Lines in the material below that include "Confirmed" need to be tallied; give the total alone.

Supplied records below:

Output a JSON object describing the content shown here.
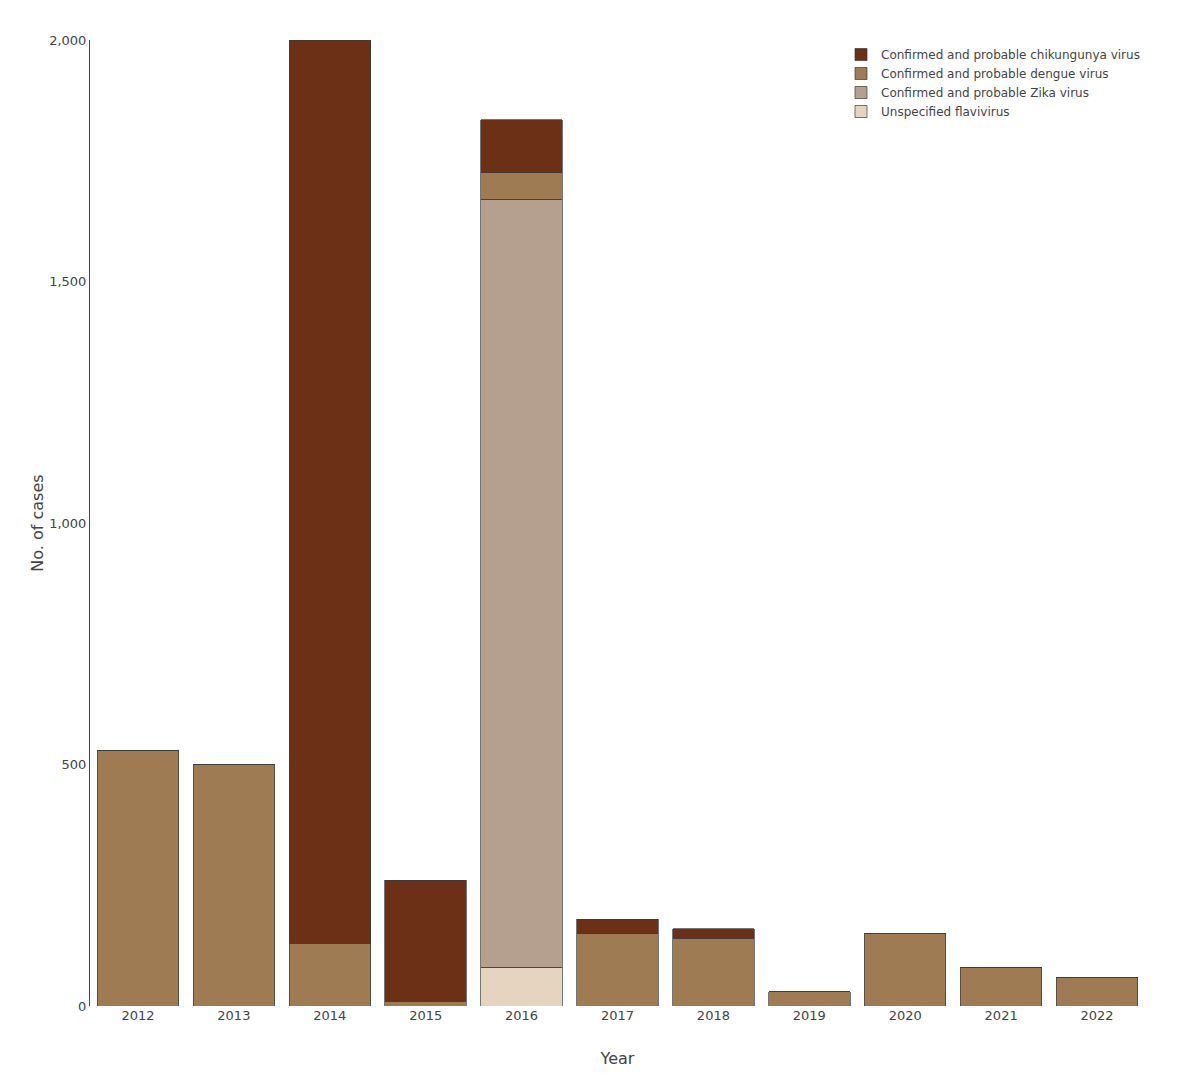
{
  "chart_data": {
    "type": "bar",
    "stacked": true,
    "xlabel": "Year",
    "ylabel": "No. of cases",
    "categories": [
      "2012",
      "2013",
      "2014",
      "2015",
      "2016",
      "2017",
      "2018",
      "2019",
      "2020",
      "2021",
      "2022"
    ],
    "series": [
      {
        "name": "Unspecified flavivirus",
        "color": "#E5D5C0",
        "values": [
          0,
          0,
          0,
          0,
          80,
          0,
          0,
          0,
          0,
          0,
          0
        ]
      },
      {
        "name": "Confirmed and probable Zika virus",
        "color": "#B5A090",
        "values": [
          0,
          0,
          0,
          0,
          1590,
          0,
          0,
          0,
          0,
          0,
          0
        ]
      },
      {
        "name": "Confirmed and probable dengue virus",
        "color": "#9E7B52",
        "values": [
          530,
          500,
          130,
          10,
          55,
          150,
          140,
          30,
          150,
          80,
          60
        ]
      },
      {
        "name": "Confirmed and probable chikungunya virus",
        "color": "#6B3015",
        "values": [
          0,
          0,
          1870,
          250,
          110,
          30,
          20,
          0,
          0,
          0,
          0
        ]
      }
    ],
    "ylim": [
      0,
      2000
    ],
    "yticks": [
      0,
      500,
      {
        "value": 1000,
        "label": "1,000"
      },
      {
        "value": 1500,
        "label": "1,500"
      },
      {
        "value": 2000,
        "label": "2,000"
      }
    ],
    "grid": false,
    "legend": "upper right"
  }
}
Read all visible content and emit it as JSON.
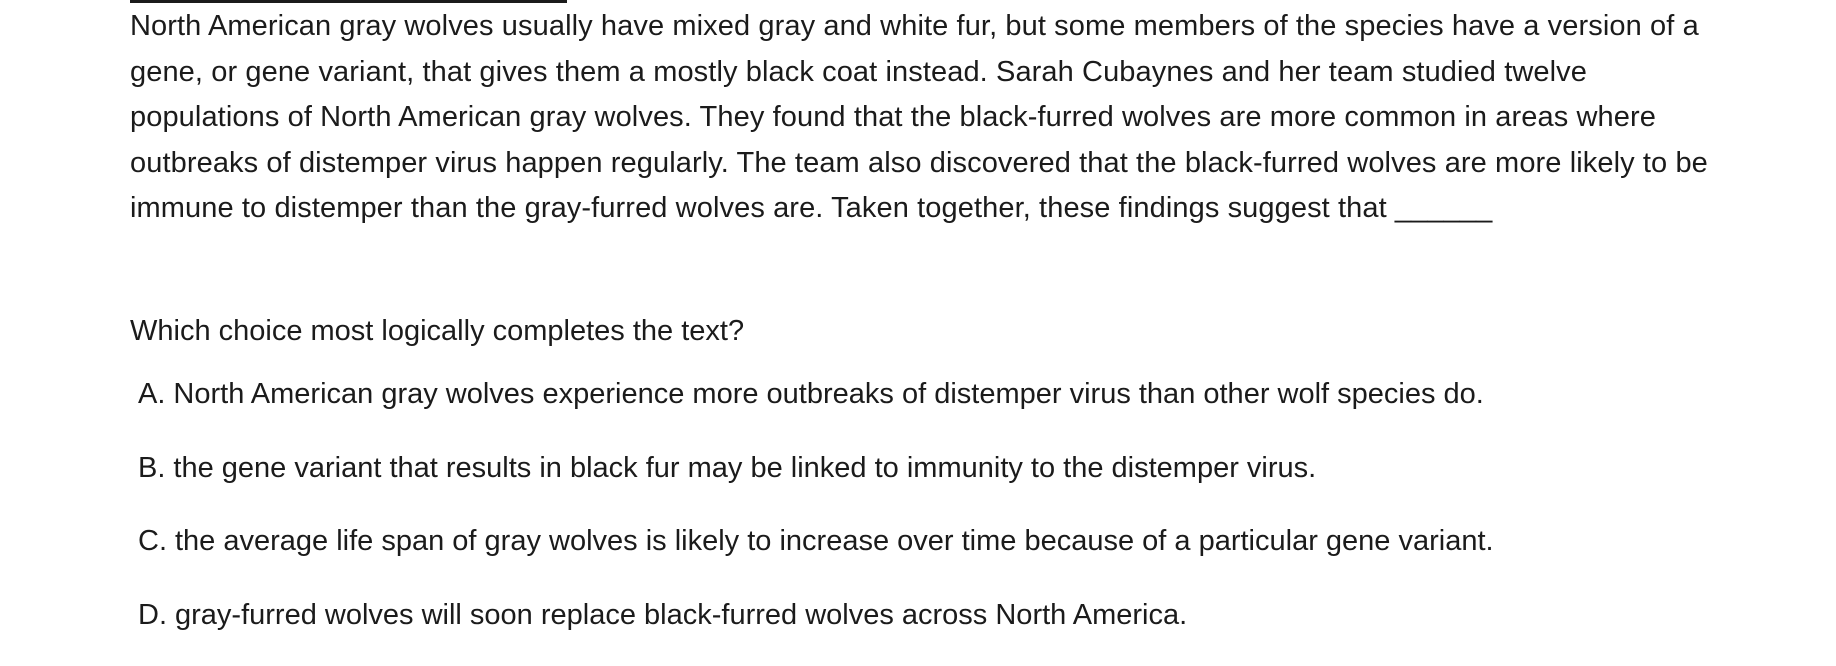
{
  "passage": {
    "text": "North American gray wolves usually have mixed gray and white fur, but some members of the species have a version of a gene, or gene variant, that gives them a mostly black coat instead. Sarah Cubaynes and her team studied twelve populations of North American gray wolves. They found that the black-furred wolves are more common in areas where outbreaks of distemper virus happen regularly. The team also discovered that the black-furred wolves are more likely to be immune to distemper than the gray-furred wolves are. Taken together, these findings suggest that ______"
  },
  "question": {
    "prompt": "Which choice most logically completes the text?"
  },
  "choices": [
    {
      "letter": "A.",
      "text": "North American gray wolves experience more outbreaks of distemper virus than other wolf species do."
    },
    {
      "letter": "B.",
      "text": "the gene variant that results in black fur may be linked to immunity to the distemper virus."
    },
    {
      "letter": "C.",
      "text": "the average life span of gray wolves is likely to increase over time because of a particular gene variant."
    },
    {
      "letter": "D.",
      "text": "gray-furred wolves will soon replace black-furred wolves across North America."
    }
  ]
}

End of Supplied records.

### The answer
3